• Collected data entries:
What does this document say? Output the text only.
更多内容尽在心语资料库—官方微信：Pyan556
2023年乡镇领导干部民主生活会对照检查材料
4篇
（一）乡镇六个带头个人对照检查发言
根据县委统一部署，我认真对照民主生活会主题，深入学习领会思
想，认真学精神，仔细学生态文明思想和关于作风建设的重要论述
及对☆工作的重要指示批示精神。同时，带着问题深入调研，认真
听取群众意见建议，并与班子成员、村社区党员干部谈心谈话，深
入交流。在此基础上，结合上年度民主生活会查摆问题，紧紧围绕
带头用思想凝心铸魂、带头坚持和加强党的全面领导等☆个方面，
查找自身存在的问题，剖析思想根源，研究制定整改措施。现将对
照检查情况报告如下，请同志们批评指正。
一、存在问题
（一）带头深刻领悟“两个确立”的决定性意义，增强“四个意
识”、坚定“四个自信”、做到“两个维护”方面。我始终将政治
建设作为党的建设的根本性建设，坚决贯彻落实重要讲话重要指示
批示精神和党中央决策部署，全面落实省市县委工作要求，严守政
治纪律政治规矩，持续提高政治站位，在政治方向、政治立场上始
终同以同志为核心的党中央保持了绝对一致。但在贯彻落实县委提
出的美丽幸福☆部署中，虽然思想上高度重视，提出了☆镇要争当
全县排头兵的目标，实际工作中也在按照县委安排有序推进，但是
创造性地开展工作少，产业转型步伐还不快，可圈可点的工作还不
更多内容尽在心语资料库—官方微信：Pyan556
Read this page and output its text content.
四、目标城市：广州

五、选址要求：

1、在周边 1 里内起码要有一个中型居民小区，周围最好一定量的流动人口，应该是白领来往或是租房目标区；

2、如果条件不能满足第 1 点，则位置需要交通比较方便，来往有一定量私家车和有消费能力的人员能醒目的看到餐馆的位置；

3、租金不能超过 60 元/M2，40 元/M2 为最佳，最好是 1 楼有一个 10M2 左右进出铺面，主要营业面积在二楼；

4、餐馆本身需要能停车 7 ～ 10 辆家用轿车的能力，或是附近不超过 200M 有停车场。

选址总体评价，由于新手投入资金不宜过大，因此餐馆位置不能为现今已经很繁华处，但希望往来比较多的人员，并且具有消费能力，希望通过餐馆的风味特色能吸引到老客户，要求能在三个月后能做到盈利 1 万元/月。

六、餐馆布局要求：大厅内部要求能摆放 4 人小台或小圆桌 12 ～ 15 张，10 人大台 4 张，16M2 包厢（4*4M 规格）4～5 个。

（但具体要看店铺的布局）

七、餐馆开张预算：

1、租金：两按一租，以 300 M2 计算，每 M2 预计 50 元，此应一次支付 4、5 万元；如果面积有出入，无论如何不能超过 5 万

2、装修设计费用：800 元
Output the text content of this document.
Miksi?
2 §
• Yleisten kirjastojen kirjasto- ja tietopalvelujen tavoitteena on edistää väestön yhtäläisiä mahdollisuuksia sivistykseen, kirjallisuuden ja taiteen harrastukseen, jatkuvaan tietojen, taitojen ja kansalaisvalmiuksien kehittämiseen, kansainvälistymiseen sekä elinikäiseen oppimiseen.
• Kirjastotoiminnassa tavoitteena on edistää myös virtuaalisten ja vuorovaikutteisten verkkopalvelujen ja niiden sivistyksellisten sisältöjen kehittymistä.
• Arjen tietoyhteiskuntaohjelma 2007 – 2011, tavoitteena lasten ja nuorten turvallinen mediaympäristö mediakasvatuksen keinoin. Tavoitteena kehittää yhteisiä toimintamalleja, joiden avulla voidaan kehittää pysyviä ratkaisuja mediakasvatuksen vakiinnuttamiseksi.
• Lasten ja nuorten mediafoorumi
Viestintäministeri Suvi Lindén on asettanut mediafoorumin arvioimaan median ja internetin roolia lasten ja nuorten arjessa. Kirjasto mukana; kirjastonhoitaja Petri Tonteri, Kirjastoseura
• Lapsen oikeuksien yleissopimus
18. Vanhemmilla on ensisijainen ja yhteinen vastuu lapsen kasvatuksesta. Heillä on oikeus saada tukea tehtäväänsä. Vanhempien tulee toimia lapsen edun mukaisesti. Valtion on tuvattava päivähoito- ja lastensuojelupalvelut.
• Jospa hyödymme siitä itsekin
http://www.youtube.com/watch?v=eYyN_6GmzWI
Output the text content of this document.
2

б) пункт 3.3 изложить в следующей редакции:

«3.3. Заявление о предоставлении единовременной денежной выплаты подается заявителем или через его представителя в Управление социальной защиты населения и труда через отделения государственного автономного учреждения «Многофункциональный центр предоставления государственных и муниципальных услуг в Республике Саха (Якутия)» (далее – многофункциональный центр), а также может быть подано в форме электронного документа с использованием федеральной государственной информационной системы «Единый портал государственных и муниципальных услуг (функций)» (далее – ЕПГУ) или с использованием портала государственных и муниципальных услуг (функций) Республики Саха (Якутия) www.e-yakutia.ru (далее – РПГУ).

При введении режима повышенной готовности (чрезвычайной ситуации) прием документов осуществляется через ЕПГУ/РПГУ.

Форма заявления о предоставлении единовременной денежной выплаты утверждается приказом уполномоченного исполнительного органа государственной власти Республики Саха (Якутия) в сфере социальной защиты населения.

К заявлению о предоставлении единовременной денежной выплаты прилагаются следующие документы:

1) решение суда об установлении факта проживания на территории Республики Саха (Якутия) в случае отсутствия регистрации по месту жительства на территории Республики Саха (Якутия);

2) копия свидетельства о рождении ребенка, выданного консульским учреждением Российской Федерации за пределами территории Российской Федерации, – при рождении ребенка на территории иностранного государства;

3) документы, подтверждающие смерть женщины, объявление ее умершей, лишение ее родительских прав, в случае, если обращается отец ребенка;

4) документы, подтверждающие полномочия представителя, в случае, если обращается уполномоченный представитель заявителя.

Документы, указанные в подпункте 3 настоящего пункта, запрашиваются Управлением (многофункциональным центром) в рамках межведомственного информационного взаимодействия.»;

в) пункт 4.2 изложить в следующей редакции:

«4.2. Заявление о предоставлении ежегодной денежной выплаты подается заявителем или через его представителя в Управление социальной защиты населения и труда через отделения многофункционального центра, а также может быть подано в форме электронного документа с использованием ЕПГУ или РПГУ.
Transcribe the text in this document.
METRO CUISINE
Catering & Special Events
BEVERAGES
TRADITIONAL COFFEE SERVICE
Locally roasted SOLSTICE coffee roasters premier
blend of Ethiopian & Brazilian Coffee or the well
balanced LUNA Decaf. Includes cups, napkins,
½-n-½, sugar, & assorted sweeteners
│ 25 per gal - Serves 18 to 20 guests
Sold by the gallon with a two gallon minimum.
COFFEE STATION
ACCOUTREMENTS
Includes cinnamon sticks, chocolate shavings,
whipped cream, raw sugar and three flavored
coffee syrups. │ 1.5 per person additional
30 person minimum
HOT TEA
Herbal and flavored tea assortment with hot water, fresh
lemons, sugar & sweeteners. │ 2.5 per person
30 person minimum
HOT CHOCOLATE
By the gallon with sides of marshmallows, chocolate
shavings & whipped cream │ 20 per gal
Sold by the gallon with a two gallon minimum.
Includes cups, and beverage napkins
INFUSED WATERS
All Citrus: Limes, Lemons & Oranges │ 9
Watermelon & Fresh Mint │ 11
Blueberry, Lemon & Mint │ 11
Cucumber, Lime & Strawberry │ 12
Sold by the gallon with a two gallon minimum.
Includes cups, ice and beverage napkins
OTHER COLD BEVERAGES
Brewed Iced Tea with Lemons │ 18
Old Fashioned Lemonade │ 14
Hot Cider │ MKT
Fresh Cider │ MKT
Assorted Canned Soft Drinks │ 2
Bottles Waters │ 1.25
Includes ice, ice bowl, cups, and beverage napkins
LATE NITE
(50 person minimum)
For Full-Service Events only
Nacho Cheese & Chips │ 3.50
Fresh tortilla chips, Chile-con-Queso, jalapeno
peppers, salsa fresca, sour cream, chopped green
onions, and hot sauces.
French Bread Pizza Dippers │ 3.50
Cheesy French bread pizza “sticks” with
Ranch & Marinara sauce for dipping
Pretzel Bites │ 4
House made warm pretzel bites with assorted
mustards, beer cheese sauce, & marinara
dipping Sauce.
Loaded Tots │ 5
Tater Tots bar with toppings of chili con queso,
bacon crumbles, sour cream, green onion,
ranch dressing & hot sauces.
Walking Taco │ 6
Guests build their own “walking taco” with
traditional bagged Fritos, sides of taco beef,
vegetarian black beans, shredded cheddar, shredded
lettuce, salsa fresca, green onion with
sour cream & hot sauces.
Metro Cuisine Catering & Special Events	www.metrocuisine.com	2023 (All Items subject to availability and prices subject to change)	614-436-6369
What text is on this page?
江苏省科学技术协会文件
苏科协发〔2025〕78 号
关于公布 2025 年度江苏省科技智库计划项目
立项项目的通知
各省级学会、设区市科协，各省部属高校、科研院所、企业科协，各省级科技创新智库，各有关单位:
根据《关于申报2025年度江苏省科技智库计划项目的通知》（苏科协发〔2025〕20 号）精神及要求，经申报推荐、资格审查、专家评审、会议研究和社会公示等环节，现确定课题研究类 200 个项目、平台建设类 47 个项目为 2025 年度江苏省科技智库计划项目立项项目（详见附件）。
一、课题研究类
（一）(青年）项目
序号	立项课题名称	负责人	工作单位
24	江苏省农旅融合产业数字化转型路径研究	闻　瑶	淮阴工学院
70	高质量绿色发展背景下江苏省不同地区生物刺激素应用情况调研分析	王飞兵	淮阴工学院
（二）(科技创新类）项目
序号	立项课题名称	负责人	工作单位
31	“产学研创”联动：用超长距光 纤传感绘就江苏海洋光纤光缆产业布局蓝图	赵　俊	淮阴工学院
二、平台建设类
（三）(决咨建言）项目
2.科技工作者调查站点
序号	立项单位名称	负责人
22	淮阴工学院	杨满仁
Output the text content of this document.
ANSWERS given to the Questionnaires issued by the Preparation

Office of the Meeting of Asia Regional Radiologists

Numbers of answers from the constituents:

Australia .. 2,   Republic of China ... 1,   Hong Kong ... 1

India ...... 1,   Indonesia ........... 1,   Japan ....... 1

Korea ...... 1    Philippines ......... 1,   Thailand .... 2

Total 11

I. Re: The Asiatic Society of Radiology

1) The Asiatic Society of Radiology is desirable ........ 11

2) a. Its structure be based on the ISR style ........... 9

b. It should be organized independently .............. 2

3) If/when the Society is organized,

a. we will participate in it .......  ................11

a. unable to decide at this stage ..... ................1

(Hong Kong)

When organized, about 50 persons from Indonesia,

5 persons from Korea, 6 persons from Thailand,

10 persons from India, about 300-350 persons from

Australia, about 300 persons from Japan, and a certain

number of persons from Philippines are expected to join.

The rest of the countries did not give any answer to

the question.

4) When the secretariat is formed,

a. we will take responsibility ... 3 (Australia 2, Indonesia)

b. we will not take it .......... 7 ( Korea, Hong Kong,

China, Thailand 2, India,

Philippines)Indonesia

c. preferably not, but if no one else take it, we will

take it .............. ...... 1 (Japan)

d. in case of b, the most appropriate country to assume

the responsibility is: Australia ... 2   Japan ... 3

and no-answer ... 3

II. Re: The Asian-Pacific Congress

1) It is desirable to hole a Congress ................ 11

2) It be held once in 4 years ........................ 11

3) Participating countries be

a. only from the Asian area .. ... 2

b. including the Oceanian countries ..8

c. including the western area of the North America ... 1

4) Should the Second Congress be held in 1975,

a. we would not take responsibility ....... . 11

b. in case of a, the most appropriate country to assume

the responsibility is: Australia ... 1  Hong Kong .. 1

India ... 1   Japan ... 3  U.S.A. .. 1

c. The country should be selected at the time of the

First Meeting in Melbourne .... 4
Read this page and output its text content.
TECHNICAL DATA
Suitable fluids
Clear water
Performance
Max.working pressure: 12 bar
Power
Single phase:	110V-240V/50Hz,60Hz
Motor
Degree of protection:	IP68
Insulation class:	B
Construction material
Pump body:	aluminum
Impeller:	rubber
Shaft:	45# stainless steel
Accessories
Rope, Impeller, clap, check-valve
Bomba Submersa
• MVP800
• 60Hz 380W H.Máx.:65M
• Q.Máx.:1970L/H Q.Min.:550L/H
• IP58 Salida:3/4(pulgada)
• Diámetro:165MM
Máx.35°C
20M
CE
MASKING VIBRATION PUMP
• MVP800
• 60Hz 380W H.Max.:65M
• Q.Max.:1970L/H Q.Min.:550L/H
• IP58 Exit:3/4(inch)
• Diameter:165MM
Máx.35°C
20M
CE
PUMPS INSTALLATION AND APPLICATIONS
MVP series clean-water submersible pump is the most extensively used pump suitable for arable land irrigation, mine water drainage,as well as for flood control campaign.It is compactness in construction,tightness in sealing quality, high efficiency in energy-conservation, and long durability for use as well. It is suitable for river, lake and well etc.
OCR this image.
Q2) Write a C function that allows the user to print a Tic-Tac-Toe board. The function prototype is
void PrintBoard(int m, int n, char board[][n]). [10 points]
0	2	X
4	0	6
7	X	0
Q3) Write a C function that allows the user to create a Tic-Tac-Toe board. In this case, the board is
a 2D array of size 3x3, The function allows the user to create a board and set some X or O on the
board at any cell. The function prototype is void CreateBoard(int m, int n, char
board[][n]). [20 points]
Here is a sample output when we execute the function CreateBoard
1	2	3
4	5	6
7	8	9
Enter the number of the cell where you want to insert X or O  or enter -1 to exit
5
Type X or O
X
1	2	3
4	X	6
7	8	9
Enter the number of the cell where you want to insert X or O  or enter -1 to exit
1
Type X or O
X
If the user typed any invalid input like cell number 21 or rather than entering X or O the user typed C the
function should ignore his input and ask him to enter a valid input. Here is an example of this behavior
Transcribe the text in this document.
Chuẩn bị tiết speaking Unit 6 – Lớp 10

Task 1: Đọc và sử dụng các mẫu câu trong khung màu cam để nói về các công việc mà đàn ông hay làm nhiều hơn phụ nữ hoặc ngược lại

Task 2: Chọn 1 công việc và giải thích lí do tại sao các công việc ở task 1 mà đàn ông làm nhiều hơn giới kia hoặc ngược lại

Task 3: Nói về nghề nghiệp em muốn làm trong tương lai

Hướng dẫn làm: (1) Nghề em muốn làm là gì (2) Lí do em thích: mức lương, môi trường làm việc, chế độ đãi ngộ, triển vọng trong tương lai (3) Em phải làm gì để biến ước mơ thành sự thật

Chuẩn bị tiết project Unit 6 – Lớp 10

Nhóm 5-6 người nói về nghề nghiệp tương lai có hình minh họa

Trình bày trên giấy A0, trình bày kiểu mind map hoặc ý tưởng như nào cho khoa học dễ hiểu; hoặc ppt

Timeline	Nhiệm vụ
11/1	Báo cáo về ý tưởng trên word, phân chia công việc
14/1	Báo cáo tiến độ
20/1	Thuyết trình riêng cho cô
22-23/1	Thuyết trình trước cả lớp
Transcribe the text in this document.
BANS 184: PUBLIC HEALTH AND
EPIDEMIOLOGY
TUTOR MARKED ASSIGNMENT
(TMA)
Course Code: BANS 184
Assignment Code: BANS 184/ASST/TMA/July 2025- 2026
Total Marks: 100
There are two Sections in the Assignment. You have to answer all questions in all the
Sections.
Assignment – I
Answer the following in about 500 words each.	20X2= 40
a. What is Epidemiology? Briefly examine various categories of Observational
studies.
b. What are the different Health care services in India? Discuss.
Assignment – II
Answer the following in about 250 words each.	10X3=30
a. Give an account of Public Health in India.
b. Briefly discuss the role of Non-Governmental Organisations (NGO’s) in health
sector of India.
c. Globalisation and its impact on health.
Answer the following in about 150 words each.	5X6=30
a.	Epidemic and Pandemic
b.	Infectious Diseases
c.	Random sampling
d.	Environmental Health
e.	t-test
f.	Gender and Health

• The problem: Search the data above for the string "Radiology" and copy each line that has it.

• Solution to this task:
I. Re: The Asiatic Society of Radiology
1) The Asiatic Society of Radiology is desirable ........ 11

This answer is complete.